## Instructions for the task
Reproduce the listing below in its entirety. Change nothing.

## Record set

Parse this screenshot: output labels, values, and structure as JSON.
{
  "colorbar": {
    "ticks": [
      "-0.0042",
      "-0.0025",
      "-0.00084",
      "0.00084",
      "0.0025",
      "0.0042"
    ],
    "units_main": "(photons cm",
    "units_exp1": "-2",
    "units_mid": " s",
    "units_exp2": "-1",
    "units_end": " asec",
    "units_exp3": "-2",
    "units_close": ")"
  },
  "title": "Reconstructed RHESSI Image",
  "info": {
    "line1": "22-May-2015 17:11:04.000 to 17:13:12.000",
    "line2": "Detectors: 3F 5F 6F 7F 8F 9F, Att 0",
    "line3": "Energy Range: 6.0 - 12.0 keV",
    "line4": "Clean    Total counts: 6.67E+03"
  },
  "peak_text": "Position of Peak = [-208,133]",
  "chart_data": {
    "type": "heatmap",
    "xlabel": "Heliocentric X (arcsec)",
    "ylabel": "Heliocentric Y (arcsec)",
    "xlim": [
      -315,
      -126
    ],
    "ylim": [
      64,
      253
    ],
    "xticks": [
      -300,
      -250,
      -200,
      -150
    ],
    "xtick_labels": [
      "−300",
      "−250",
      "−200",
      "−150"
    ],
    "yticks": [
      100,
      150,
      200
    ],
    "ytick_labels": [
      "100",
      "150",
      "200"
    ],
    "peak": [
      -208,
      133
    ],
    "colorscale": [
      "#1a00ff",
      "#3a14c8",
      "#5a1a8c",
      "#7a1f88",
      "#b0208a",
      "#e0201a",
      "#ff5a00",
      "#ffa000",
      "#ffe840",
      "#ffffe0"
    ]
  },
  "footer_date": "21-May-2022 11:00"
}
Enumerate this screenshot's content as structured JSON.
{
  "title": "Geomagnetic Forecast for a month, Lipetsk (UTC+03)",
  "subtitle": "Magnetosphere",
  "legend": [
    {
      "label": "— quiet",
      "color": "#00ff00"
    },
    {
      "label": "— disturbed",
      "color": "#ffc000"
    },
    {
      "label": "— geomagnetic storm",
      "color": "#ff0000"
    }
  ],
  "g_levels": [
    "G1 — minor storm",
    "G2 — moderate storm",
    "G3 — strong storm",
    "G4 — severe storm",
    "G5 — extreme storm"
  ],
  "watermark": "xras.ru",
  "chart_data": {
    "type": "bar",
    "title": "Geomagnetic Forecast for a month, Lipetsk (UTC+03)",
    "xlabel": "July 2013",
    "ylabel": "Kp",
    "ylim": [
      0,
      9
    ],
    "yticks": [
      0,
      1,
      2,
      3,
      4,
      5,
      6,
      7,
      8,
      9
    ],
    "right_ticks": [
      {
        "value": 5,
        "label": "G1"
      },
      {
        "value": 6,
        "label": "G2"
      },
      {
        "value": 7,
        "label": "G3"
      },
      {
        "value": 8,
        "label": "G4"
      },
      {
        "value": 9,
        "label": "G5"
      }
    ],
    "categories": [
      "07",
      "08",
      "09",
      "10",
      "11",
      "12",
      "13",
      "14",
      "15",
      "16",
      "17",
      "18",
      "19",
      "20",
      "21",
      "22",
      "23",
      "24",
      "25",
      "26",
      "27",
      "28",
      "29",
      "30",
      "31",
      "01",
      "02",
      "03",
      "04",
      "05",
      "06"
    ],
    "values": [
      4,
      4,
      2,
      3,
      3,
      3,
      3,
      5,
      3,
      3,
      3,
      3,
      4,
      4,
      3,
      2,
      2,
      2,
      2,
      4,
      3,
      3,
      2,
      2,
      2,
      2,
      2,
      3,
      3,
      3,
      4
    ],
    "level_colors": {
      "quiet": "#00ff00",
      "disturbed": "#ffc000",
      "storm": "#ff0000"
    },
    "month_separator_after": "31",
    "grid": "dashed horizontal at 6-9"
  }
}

## Correct answer
Parse this screenshot: output labels, values, and structure as JSON.
{
  "colorbar": {
    "ticks": [
      "-0.0042",
      "-0.0025",
      "-0.00084",
      "0.00084",
      "0.0025",
      "0.0042"
    ],
    "units_main": "(photons cm",
    "units_exp1": "-2",
    "units_mid": " s",
    "units_exp2": "-1",
    "units_end": " asec",
    "units_exp3": "-2",
    "units_close": ")"
  },
  "title": "Reconstructed RHESSI Image",
  "info": {
    "line1": "22-May-2015 17:11:04.000 to 17:13:12.000",
    "line2": "Detectors: 3F 5F 6F 7F 8F 9F, Att 0",
    "line3": "Energy Range: 6.0 - 12.0 keV",
    "line4": "Clean    Total counts: 6.67E+03"
  },
  "peak_text": "Position of Peak = [-208,133]",
  "chart_data": {
    "type": "heatmap",
    "xlabel": "Heliocentric X (arcsec)",
    "ylabel": "Heliocentric Y (arcsec)",
    "xlim": [
      -315,
      -126
    ],
    "ylim": [
      64,
      253
    ],
    "xticks": [
      -300,
      -250,
      -200,
      -150
    ],
    "xtick_labels": [
      "−300",
      "−250",
      "−200",
      "−150"
    ],
    "yticks": [
      100,
      150,
      200
    ],
    "ytick_labels": [
      "100",
      "150",
      "200"
    ],
    "peak": [
      -208,
      133
    ],
    "colorscale": [
      "#1a00ff",
      "#3a14c8",
      "#5a1a8c",
      "#7a1f88",
      "#b0208a",
      "#e0201a",
      "#ff5a00",
      "#ffa000",
      "#ffe840",
      "#ffffe0"
    ]
  },
  "footer_date": "21-May-2022 11:00"
}
Enumerate this screenshot's content as structured JSON.
{
  "title": "Geomagnetic Forecast for a month, Lipetsk (UTC+03)",
  "subtitle": "Magnetosphere",
  "legend": [
    {
      "label": "— quiet",
      "color": "#00ff00"
    },
    {
      "label": "— disturbed",
      "color": "#ffc000"
    },
    {
      "label": "— geomagnetic storm",
      "color": "#ff0000"
    }
  ],
  "g_levels": [
    "G1 — minor storm",
    "G2 — moderate storm",
    "G3 — strong storm",
    "G4 — severe storm",
    "G5 — extreme storm"
  ],
  "watermark": "xras.ru",
  "chart_data": {
    "type": "bar",
    "title": "Geomagnetic Forecast for a month, Lipetsk (UTC+03)",
    "xlabel": "July 2013",
    "ylabel": "Kp",
    "ylim": [
      0,
      9
    ],
    "yticks": [
      0,
      1,
      2,
      3,
      4,
      5,
      6,
      7,
      8,
      9
    ],
    "right_ticks": [
      {
        "value": 5,
        "label": "G1"
      },
      {
        "value": 6,
        "label": "G2"
      },
      {
        "value": 7,
        "label": "G3"
      },
      {
        "value": 8,
        "label": "G4"
      },
      {
        "value": 9,
        "label": "G5"
      }
    ],
    "categories": [
      "07",
      "08",
      "09",
      "10",
      "11",
      "12",
      "13",
      "14",
      "15",
      "16",
      "17",
      "18",
      "19",
      "20",
      "21",
      "22",
      "23",
      "24",
      "25",
      "26",
      "27",
      "28",
      "29",
      "30",
      "31",
      "01",
      "02",
      "03",
      "04",
      "05",
      "06"
    ],
    "values": [
      4,
      4,
      2,
      3,
      3,
      3,
      3,
      5,
      3,
      3,
      3,
      3,
      4,
      4,
      3,
      2,
      2,
      2,
      2,
      4,
      3,
      3,
      2,
      2,
      2,
      2,
      2,
      3,
      3,
      3,
      4
    ],
    "level_colors": {
      "quiet": "#00ff00",
      "disturbed": "#ffc000",
      "storm": "#ff0000"
    },
    "month_separator_after": "31",
    "grid": "dashed horizontal at 6-9"
  }
}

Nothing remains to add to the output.